Source data
————

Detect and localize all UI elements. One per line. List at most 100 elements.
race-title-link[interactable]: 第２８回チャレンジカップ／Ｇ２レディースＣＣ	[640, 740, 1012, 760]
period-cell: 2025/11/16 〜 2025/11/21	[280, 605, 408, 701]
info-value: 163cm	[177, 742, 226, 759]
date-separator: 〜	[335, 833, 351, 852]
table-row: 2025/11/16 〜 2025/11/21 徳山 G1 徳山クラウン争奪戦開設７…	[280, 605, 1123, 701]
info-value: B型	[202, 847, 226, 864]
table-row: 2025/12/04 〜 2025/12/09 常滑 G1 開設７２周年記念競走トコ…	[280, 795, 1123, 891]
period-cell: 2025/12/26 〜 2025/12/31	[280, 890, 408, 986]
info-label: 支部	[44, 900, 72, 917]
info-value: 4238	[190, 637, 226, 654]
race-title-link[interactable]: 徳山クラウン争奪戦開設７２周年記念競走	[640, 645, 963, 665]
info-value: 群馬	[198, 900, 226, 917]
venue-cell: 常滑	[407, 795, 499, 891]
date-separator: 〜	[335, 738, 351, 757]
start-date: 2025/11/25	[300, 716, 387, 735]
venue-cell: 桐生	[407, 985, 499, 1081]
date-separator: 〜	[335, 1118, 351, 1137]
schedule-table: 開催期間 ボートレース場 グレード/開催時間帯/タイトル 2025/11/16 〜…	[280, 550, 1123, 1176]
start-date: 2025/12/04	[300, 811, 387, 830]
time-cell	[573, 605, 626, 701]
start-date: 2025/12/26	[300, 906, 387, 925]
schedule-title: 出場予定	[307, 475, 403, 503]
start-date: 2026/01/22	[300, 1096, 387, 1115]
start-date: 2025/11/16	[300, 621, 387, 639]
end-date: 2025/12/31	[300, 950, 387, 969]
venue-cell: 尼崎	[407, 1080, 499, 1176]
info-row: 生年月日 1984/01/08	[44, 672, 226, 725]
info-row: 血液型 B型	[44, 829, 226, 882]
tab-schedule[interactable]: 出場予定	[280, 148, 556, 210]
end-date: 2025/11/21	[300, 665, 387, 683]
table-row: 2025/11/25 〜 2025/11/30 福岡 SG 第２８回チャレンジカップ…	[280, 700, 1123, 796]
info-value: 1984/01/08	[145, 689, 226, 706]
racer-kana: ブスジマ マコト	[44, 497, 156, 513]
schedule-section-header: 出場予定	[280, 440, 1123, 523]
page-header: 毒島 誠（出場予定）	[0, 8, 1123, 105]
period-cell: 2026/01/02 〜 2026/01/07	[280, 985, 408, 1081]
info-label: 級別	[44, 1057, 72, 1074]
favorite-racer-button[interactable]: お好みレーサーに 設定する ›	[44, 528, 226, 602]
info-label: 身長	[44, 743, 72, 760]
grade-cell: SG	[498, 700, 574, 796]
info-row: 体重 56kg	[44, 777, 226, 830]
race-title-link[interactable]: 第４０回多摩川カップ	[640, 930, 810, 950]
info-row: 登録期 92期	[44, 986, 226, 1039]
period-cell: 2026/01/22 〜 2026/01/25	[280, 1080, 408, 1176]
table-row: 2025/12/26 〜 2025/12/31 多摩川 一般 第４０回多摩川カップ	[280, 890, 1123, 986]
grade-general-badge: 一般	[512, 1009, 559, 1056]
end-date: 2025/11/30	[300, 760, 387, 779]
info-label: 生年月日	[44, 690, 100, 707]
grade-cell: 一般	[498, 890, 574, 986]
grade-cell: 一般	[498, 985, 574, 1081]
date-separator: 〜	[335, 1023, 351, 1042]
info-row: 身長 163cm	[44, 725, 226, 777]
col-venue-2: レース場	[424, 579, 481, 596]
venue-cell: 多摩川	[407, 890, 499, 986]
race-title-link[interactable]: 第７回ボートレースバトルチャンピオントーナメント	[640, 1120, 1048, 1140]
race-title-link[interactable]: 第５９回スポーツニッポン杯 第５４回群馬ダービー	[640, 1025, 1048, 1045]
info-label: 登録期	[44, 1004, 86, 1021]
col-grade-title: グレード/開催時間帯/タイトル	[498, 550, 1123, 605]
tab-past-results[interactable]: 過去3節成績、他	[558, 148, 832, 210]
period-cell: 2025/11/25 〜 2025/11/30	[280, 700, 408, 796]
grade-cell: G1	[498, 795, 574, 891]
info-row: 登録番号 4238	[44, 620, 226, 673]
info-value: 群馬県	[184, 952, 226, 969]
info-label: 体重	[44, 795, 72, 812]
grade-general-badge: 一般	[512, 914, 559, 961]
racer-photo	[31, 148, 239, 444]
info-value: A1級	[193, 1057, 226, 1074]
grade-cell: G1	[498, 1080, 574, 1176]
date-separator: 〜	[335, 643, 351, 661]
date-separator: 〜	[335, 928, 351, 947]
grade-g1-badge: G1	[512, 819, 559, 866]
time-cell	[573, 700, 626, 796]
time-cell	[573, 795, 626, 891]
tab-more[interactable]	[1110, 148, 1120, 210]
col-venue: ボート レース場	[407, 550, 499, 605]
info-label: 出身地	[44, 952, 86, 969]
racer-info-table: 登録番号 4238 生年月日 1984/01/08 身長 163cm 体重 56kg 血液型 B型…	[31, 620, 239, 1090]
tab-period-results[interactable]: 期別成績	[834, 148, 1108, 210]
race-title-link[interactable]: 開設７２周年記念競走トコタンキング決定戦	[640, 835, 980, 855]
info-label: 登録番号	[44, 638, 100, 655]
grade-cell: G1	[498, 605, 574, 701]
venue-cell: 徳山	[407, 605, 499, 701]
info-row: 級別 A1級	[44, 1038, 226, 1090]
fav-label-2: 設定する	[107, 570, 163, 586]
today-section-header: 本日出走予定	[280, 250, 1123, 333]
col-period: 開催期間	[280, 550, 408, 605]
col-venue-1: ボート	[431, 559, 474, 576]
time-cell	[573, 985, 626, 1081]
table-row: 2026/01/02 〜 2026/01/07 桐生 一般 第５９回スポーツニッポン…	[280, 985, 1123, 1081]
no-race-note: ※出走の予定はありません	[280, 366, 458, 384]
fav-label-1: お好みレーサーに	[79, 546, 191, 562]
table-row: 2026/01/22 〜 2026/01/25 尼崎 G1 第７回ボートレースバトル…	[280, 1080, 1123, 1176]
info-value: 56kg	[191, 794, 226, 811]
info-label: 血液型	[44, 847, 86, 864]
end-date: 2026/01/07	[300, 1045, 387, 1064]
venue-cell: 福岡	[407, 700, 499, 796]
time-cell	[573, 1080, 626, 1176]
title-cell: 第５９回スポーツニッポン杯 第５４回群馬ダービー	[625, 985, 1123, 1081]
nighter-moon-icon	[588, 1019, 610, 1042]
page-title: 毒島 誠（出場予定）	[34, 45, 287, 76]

————

## EXERCISE REQUIREMENTS
Identify each line in the entries above that contains the string "page", matching case exactly, and copy those lines.

## FULL ANSWER
page-header: 毒島 誠（出場予定）	[0, 8, 1123, 105]
page-title: 毒島 誠（出場予定）	[34, 45, 287, 76]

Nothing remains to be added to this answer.